Exercise directions
Show all lines that include the string "punto"; copy each one.

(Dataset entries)
====
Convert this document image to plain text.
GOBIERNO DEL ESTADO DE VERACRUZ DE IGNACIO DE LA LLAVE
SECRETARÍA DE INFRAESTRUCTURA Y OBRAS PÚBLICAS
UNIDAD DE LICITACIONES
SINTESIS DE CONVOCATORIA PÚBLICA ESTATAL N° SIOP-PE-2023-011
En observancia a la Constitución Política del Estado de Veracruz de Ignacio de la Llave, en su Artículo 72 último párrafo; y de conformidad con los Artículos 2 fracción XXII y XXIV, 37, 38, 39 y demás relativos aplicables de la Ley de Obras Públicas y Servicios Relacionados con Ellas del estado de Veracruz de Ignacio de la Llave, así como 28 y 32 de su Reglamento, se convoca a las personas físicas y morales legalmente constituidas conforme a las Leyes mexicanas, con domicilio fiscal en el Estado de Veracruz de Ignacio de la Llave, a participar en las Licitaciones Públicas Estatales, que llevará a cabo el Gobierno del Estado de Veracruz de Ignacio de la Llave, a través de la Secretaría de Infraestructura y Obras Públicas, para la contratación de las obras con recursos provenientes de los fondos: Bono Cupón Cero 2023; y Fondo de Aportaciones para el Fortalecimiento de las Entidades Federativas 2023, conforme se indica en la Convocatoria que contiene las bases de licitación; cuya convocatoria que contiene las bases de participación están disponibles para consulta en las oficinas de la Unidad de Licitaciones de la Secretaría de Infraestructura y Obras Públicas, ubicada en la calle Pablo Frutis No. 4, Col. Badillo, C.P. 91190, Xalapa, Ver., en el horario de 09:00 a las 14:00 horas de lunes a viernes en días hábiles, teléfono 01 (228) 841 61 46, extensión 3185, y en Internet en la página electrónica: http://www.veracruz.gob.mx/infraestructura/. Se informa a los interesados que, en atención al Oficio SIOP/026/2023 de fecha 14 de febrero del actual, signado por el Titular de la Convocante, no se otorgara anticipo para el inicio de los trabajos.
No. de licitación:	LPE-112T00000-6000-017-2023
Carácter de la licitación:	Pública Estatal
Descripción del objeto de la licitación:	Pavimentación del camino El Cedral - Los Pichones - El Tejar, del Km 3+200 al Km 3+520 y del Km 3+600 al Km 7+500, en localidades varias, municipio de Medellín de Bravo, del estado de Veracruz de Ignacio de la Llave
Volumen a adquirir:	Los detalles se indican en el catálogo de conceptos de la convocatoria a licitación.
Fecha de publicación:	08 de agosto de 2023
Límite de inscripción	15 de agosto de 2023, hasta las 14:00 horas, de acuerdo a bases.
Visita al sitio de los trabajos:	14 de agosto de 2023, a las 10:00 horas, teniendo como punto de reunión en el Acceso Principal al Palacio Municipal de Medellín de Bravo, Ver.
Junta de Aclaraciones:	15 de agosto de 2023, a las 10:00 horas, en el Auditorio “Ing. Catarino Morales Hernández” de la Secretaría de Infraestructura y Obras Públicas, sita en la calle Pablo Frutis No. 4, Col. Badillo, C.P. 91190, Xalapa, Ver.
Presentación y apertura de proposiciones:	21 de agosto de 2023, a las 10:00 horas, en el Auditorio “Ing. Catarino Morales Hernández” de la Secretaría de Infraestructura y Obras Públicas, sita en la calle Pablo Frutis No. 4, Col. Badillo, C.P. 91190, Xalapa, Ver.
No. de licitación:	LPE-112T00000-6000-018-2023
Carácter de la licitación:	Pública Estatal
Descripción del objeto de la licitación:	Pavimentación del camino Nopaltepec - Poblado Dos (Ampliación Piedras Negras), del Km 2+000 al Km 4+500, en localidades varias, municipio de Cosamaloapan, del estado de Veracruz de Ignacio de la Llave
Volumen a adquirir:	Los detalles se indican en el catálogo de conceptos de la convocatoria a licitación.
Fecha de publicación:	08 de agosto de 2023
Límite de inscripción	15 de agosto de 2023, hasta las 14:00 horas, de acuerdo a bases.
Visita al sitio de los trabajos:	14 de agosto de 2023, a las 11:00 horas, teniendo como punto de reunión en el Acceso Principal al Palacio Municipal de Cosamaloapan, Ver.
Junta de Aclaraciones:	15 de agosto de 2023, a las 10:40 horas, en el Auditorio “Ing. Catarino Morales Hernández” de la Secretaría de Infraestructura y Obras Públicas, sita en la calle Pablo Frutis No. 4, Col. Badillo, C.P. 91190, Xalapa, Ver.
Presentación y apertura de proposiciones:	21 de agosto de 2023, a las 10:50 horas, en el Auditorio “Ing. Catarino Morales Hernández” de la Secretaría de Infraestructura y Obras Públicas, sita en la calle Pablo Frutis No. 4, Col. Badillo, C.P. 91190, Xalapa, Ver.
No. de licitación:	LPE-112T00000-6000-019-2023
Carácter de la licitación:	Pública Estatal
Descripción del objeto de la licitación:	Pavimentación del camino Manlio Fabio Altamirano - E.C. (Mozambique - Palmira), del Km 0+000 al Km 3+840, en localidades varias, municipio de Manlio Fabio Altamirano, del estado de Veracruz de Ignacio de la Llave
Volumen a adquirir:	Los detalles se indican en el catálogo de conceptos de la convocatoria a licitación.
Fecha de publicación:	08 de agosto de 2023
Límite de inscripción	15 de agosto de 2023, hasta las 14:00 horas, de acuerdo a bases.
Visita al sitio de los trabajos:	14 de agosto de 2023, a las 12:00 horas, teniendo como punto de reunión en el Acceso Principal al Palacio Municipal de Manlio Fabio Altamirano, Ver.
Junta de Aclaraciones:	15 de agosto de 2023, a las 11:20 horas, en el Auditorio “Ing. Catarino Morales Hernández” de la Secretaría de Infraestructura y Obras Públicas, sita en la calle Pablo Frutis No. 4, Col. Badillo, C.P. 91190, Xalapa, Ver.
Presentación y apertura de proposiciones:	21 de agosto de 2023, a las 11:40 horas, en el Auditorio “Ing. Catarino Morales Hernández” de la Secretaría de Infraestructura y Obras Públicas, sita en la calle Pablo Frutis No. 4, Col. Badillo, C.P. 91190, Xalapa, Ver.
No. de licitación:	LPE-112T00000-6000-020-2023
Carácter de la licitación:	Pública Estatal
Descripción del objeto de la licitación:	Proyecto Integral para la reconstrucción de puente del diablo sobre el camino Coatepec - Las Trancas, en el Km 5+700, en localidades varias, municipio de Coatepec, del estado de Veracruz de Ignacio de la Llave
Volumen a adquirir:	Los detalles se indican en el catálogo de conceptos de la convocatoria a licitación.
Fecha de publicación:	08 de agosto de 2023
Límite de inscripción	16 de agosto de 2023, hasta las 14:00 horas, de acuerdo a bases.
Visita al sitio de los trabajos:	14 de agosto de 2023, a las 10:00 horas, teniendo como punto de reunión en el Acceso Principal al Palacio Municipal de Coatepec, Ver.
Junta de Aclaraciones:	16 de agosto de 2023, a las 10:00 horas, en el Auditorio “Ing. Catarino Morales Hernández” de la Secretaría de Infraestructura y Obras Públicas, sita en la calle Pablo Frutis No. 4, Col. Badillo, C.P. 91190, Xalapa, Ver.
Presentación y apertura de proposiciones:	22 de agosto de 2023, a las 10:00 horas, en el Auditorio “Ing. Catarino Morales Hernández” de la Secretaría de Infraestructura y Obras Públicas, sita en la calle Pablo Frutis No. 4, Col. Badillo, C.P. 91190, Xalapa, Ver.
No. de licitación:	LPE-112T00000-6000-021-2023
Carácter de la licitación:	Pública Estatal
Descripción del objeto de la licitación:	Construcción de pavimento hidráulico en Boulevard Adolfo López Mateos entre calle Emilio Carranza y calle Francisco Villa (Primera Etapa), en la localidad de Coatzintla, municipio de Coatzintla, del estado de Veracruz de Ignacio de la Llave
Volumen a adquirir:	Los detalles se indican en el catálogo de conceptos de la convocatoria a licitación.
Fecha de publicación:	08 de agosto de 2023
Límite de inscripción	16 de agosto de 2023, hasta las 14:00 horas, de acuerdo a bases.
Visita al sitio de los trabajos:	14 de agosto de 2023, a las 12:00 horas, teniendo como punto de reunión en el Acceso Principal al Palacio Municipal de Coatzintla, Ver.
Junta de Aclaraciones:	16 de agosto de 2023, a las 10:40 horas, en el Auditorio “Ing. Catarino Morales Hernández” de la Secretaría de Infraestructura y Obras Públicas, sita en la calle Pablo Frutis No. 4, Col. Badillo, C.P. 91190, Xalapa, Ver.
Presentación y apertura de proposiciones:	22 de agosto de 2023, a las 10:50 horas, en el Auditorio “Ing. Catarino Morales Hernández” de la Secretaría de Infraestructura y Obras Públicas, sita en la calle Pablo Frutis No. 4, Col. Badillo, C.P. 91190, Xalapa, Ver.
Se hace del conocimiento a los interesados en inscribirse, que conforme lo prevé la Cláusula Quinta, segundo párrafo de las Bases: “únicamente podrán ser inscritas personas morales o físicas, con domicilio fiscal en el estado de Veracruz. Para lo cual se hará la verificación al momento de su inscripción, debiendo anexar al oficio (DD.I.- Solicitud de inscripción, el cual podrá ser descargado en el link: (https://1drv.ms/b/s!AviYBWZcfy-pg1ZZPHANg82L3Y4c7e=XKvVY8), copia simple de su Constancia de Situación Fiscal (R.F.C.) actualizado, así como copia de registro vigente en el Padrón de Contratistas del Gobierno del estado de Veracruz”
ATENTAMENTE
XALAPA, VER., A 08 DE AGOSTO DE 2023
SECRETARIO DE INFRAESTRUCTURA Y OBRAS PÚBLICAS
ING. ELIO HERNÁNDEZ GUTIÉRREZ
====
Task solution
Visita al sitio de los trabajos:	14 de agosto de 2023, a las 10:00 horas, teniendo como punto de reunión en el Acceso Principal al Palacio Municipal de Medellín de Bravo, Ver.
Visita al sitio de los trabajos:	14 de agosto de 2023, a las 11:00 horas, teniendo como punto de reunión en el Acceso Principal al Palacio Municipal de Cosamaloapan, Ver.
Visita al sitio de los trabajos:	14 de agosto de 2023, a las 12:00 horas, teniendo como punto de reunión en el Acceso Principal al Palacio Municipal de Manlio Fabio Altamirano, Ver.
Visita al sitio de los trabajos:	14 de agosto de 2023, a las 10:00 horas, teniendo como punto de reunión en el Acceso Principal al Palacio Municipal de Coatepec, Ver.
Visita al sitio de los trabajos:	14 de agosto de 2023, a las 12:00 horas, teniendo como punto de reunión en el Acceso Principal al Palacio Municipal de Coatzintla, Ver.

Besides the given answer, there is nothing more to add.